● Problem description
Reproduce the records below exactly as they appear.

● Raw records
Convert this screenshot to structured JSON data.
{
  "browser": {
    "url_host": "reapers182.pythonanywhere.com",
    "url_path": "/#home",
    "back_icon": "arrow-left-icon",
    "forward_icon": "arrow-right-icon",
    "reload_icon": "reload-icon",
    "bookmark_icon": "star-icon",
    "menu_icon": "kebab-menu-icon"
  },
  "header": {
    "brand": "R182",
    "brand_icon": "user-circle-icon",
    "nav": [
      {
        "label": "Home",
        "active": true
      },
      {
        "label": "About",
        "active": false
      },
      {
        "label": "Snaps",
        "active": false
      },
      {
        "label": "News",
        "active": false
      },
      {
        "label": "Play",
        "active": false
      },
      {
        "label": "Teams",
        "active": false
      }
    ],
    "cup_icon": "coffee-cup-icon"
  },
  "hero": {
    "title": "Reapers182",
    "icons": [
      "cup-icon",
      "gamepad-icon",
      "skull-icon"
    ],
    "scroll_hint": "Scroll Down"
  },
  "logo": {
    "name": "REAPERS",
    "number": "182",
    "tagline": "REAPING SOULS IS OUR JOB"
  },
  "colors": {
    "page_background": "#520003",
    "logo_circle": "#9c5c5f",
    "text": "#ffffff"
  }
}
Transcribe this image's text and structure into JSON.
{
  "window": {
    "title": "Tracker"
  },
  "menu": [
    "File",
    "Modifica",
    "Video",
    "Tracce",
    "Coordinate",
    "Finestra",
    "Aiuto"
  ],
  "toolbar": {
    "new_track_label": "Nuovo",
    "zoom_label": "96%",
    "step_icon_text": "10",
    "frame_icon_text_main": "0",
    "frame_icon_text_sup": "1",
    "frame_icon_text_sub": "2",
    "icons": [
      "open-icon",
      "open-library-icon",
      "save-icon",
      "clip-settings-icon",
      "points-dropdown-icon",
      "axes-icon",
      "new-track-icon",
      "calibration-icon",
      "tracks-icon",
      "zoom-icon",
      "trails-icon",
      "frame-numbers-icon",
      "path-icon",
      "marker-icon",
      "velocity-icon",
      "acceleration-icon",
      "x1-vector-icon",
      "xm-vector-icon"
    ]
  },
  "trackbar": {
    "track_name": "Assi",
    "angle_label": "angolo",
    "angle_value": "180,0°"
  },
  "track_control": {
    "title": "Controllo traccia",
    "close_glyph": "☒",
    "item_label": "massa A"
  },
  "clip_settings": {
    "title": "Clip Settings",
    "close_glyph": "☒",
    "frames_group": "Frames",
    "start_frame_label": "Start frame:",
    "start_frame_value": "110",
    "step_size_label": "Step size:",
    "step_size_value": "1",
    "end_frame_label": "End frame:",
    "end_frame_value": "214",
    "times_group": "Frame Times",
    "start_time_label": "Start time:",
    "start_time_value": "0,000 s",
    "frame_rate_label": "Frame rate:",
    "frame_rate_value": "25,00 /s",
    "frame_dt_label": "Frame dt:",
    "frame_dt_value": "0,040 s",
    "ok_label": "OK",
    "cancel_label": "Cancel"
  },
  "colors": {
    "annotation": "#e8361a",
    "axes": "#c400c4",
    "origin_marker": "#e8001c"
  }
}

● Result
Convert this screenshot to structured JSON data.
{
  "browser": {
    "url_host": "reapers182.pythonanywhere.com",
    "url_path": "/#home",
    "back_icon": "arrow-left-icon",
    "forward_icon": "arrow-right-icon",
    "reload_icon": "reload-icon",
    "bookmark_icon": "star-icon",
    "menu_icon": "kebab-menu-icon"
  },
  "header": {
    "brand": "R182",
    "brand_icon": "user-circle-icon",
    "nav": [
      {
        "label": "Home",
        "active": true
      },
      {
        "label": "About",
        "active": false
      },
      {
        "label": "Snaps",
        "active": false
      },
      {
        "label": "News",
        "active": false
      },
      {
        "label": "Play",
        "active": false
      },
      {
        "label": "Teams",
        "active": false
      }
    ],
    "cup_icon": "coffee-cup-icon"
  },
  "hero": {
    "title": "Reapers182",
    "icons": [
      "cup-icon",
      "gamepad-icon",
      "skull-icon"
    ],
    "scroll_hint": "Scroll Down"
  },
  "logo": {
    "name": "REAPERS",
    "number": "182",
    "tagline": "REAPING SOULS IS OUR JOB"
  },
  "colors": {
    "page_background": "#520003",
    "logo_circle": "#9c5c5f",
    "text": "#ffffff"
  }
}
Transcribe this image's text and structure into JSON.
{
  "window": {
    "title": "Tracker"
  },
  "menu": [
    "File",
    "Modifica",
    "Video",
    "Tracce",
    "Coordinate",
    "Finestra",
    "Aiuto"
  ],
  "toolbar": {
    "new_track_label": "Nuovo",
    "zoom_label": "96%",
    "step_icon_text": "10",
    "frame_icon_text_main": "0",
    "frame_icon_text_sup": "1",
    "frame_icon_text_sub": "2",
    "icons": [
      "open-icon",
      "open-library-icon",
      "save-icon",
      "clip-settings-icon",
      "points-dropdown-icon",
      "axes-icon",
      "new-track-icon",
      "calibration-icon",
      "tracks-icon",
      "zoom-icon",
      "trails-icon",
      "frame-numbers-icon",
      "path-icon",
      "marker-icon",
      "velocity-icon",
      "acceleration-icon",
      "x1-vector-icon",
      "xm-vector-icon"
    ]
  },
  "trackbar": {
    "track_name": "Assi",
    "angle_label": "angolo",
    "angle_value": "180,0°"
  },
  "track_control": {
    "title": "Controllo traccia",
    "close_glyph": "☒",
    "item_label": "massa A"
  },
  "clip_settings": {
    "title": "Clip Settings",
    "close_glyph": "☒",
    "frames_group": "Frames",
    "start_frame_label": "Start frame:",
    "start_frame_value": "110",
    "step_size_label": "Step size:",
    "step_size_value": "1",
    "end_frame_label": "End frame:",
    "end_frame_value": "214",
    "times_group": "Frame Times",
    "start_time_label": "Start time:",
    "start_time_value": "0,000 s",
    "frame_rate_label": "Frame rate:",
    "frame_rate_value": "25,00 /s",
    "frame_dt_label": "Frame dt:",
    "frame_dt_value": "0,040 s",
    "ok_label": "OK",
    "cancel_label": "Cancel"
  },
  "colors": {
    "annotation": "#e8361a",
    "axes": "#c400c4",
    "origin_marker": "#e8001c"
  }
}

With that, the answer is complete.